THE RECORDS:
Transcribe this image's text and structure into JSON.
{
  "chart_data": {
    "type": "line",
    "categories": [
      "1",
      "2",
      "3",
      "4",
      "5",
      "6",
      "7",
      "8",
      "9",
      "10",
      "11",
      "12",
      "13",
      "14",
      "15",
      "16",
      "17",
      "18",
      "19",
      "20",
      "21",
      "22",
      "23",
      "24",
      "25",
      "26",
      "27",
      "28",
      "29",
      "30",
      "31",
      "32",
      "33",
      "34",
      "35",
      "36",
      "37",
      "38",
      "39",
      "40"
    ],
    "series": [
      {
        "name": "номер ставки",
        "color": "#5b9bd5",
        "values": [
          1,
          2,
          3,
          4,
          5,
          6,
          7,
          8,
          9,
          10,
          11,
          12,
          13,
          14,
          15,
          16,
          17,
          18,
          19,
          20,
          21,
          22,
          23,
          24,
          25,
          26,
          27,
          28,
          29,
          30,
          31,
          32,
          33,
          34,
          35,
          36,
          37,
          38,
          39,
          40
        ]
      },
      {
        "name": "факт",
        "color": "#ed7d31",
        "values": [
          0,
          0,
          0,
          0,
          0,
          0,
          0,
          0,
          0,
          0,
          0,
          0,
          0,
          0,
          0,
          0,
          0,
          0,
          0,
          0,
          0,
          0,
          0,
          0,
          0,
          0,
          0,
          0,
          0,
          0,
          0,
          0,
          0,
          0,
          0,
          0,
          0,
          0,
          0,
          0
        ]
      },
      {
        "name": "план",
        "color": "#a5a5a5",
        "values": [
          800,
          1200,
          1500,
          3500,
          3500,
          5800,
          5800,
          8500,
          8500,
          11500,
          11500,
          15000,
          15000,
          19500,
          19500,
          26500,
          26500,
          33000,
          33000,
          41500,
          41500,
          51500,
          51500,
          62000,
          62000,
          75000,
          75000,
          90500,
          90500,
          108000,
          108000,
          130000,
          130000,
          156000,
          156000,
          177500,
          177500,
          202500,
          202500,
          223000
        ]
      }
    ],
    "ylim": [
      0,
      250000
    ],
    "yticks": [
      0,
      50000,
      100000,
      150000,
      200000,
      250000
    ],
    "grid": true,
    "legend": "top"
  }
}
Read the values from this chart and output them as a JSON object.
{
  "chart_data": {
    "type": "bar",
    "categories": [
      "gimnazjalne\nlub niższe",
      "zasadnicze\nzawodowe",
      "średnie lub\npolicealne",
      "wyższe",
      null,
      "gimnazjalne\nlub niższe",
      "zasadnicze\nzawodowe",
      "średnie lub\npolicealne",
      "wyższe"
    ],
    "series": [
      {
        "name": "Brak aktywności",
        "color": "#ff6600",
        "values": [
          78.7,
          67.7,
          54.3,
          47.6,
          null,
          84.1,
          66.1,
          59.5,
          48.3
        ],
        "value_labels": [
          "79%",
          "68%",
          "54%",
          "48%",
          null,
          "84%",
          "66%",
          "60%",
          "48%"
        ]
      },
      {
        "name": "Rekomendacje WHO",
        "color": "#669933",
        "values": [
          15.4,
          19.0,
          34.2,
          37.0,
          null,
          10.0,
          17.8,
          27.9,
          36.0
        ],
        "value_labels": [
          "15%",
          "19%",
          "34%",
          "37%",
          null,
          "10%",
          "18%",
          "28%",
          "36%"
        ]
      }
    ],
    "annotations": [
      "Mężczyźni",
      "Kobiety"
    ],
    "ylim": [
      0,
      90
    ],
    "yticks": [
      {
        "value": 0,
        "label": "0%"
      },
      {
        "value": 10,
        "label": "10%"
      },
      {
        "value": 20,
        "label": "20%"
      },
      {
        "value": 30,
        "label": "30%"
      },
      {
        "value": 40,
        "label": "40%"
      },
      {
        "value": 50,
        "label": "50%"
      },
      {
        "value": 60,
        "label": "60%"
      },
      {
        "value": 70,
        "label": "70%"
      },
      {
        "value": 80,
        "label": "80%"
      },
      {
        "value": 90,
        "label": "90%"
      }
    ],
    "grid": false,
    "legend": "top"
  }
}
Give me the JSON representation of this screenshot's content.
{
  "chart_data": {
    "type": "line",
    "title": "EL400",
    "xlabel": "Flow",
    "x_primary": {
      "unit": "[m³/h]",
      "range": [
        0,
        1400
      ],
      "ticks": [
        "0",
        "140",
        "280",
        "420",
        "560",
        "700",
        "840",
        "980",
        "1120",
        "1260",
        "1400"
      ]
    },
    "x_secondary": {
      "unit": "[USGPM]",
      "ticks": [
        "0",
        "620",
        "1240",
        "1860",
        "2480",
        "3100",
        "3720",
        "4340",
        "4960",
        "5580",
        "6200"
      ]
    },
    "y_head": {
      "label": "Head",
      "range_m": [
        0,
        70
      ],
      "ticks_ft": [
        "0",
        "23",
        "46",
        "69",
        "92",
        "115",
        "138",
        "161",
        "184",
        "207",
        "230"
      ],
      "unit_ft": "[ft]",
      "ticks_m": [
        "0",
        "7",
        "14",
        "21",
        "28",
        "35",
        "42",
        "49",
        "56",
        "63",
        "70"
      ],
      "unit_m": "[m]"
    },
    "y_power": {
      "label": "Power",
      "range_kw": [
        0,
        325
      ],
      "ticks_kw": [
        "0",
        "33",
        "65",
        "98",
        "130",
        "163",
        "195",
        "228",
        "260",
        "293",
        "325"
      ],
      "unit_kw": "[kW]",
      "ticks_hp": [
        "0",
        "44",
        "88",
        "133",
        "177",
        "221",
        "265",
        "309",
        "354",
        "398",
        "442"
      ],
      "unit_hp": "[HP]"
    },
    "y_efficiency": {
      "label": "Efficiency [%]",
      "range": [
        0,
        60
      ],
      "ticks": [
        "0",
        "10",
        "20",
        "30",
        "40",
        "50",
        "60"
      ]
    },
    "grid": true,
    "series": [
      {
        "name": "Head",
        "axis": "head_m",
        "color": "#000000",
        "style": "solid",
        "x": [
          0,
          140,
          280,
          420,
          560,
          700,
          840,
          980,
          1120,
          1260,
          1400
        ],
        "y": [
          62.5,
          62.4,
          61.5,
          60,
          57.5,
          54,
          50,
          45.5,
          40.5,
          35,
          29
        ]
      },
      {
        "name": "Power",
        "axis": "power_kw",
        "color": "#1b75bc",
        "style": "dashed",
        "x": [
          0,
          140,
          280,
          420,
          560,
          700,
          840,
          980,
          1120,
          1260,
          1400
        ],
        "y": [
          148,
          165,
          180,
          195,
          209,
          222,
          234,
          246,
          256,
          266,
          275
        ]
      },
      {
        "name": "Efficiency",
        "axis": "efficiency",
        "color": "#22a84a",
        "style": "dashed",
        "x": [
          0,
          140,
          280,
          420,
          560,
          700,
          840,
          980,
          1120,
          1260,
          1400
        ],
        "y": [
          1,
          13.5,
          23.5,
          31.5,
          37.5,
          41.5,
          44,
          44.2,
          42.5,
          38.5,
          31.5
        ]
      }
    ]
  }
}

TASK STATEMENT: Could you quote the material above in full, exactly as it stands?

ANSWER BELOW:
Transcribe this image's text and structure into JSON.
{
  "chart_data": {
    "type": "line",
    "categories": [
      "1",
      "2",
      "3",
      "4",
      "5",
      "6",
      "7",
      "8",
      "9",
      "10",
      "11",
      "12",
      "13",
      "14",
      "15",
      "16",
      "17",
      "18",
      "19",
      "20",
      "21",
      "22",
      "23",
      "24",
      "25",
      "26",
      "27",
      "28",
      "29",
      "30",
      "31",
      "32",
      "33",
      "34",
      "35",
      "36",
      "37",
      "38",
      "39",
      "40"
    ],
    "series": [
      {
        "name": "номер ставки",
        "color": "#5b9bd5",
        "values": [
          1,
          2,
          3,
          4,
          5,
          6,
          7,
          8,
          9,
          10,
          11,
          12,
          13,
          14,
          15,
          16,
          17,
          18,
          19,
          20,
          21,
          22,
          23,
          24,
          25,
          26,
          27,
          28,
          29,
          30,
          31,
          32,
          33,
          34,
          35,
          36,
          37,
          38,
          39,
          40
        ]
      },
      {
        "name": "факт",
        "color": "#ed7d31",
        "values": [
          0,
          0,
          0,
          0,
          0,
          0,
          0,
          0,
          0,
          0,
          0,
          0,
          0,
          0,
          0,
          0,
          0,
          0,
          0,
          0,
          0,
          0,
          0,
          0,
          0,
          0,
          0,
          0,
          0,
          0,
          0,
          0,
          0,
          0,
          0,
          0,
          0,
          0,
          0,
          0
        ]
      },
      {
        "name": "план",
        "color": "#a5a5a5",
        "values": [
          800,
          1200,
          1500,
          3500,
          3500,
          5800,
          5800,
          8500,
          8500,
          11500,
          11500,
          15000,
          15000,
          19500,
          19500,
          26500,
          26500,
          33000,
          33000,
          41500,
          41500,
          51500,
          51500,
          62000,
          62000,
          75000,
          75000,
          90500,
          90500,
          108000,
          108000,
          130000,
          130000,
          156000,
          156000,
          177500,
          177500,
          202500,
          202500,
          223000
        ]
      }
    ],
    "ylim": [
      0,
      250000
    ],
    "yticks": [
      0,
      50000,
      100000,
      150000,
      200000,
      250000
    ],
    "grid": true,
    "legend": "top"
  }
}
Read the values from this chart and output them as a JSON object.
{
  "chart_data": {
    "type": "bar",
    "categories": [
      "gimnazjalne\nlub niższe",
      "zasadnicze\nzawodowe",
      "średnie lub\npolicealne",
      "wyższe",
      null,
      "gimnazjalne\nlub niższe",
      "zasadnicze\nzawodowe",
      "średnie lub\npolicealne",
      "wyższe"
    ],
    "series": [
      {
        "name": "Brak aktywności",
        "color": "#ff6600",
        "values": [
          78.7,
          67.7,
          54.3,
          47.6,
          null,
          84.1,
          66.1,
          59.5,
          48.3
        ],
        "value_labels": [
          "79%",
          "68%",
          "54%",
          "48%",
          null,
          "84%",
          "66%",
          "60%",
          "48%"
        ]
      },
      {
        "name": "Rekomendacje WHO",
        "color": "#669933",
        "values": [
          15.4,
          19.0,
          34.2,
          37.0,
          null,
          10.0,
          17.8,
          27.9,
          36.0
        ],
        "value_labels": [
          "15%",
          "19%",
          "34%",
          "37%",
          null,
          "10%",
          "18%",
          "28%",
          "36%"
        ]
      }
    ],
    "annotations": [
      "Mężczyźni",
      "Kobiety"
    ],
    "ylim": [
      0,
      90
    ],
    "yticks": [
      {
        "value": 0,
        "label": "0%"
      },
      {
        "value": 10,
        "label": "10%"
      },
      {
        "value": 20,
        "label": "20%"
      },
      {
        "value": 30,
        "label": "30%"
      },
      {
        "value": 40,
        "label": "40%"
      },
      {
        "value": 50,
        "label": "50%"
      },
      {
        "value": 60,
        "label": "60%"
      },
      {
        "value": 70,
        "label": "70%"
      },
      {
        "value": 80,
        "label": "80%"
      },
      {
        "value": 90,
        "label": "90%"
      }
    ],
    "grid": false,
    "legend": "top"
  }
}
Give me the JSON representation of this screenshot's content.
{
  "chart_data": {
    "type": "line",
    "title": "EL400",
    "xlabel": "Flow",
    "x_primary": {
      "unit": "[m³/h]",
      "range": [
        0,
        1400
      ],
      "ticks": [
        "0",
        "140",
        "280",
        "420",
        "560",
        "700",
        "840",
        "980",
        "1120",
        "1260",
        "1400"
      ]
    },
    "x_secondary": {
      "unit": "[USGPM]",
      "ticks": [
        "0",
        "620",
        "1240",
        "1860",
        "2480",
        "3100",
        "3720",
        "4340",
        "4960",
        "5580",
        "6200"
      ]
    },
    "y_head": {
      "label": "Head",
      "range_m": [
        0,
        70
      ],
      "ticks_ft": [
        "0",
        "23",
        "46",
        "69",
        "92",
        "115",
        "138",
        "161",
        "184",
        "207",
        "230"
      ],
      "unit_ft": "[ft]",
      "ticks_m": [
        "0",
        "7",
        "14",
        "21",
        "28",
        "35",
        "42",
        "49",
        "56",
        "63",
        "70"
      ],
      "unit_m": "[m]"
    },
    "y_power": {
      "label": "Power",
      "range_kw": [
        0,
        325
      ],
      "ticks_kw": [
        "0",
        "33",
        "65",
        "98",
        "130",
        "163",
        "195",
        "228",
        "260",
        "293",
        "325"
      ],
      "unit_kw": "[kW]",
      "ticks_hp": [
        "0",
        "44",
        "88",
        "133",
        "177",
        "221",
        "265",
        "309",
        "354",
        "398",
        "442"
      ],
      "unit_hp": "[HP]"
    },
    "y_efficiency": {
      "label": "Efficiency [%]",
      "range": [
        0,
        60
      ],
      "ticks": [
        "0",
        "10",
        "20",
        "30",
        "40",
        "50",
        "60"
      ]
    },
    "grid": true,
    "series": [
      {
        "name": "Head",
        "axis": "head_m",
        "color": "#000000",
        "style": "solid",
        "x": [
          0,
          140,
          280,
          420,
          560,
          700,
          840,
          980,
          1120,
          1260,
          1400
        ],
        "y": [
          62.5,
          62.4,
          61.5,
          60,
          57.5,
          54,
          50,
          45.5,
          40.5,
          35,
          29
        ]
      },
      {
        "name": "Power",
        "axis": "power_kw",
        "color": "#1b75bc",
        "style": "dashed",
        "x": [
          0,
          140,
          280,
          420,
          560,
          700,
          840,
          980,
          1120,
          1260,
          1400
        ],
        "y": [
          148,
          165,
          180,
          195,
          209,
          222,
          234,
          246,
          256,
          266,
          275
        ]
      },
      {
        "name": "Efficiency",
        "axis": "efficiency",
        "color": "#22a84a",
        "style": "dashed",
        "x": [
          0,
          140,
          280,
          420,
          560,
          700,
          840,
          980,
          1120,
          1260,
          1400
        ],
        "y": [
          1,
          13.5,
          23.5,
          31.5,
          37.5,
          41.5,
          44,
          44.2,
          42.5,
          38.5,
          31.5
        ]
      }
    ]
  }
}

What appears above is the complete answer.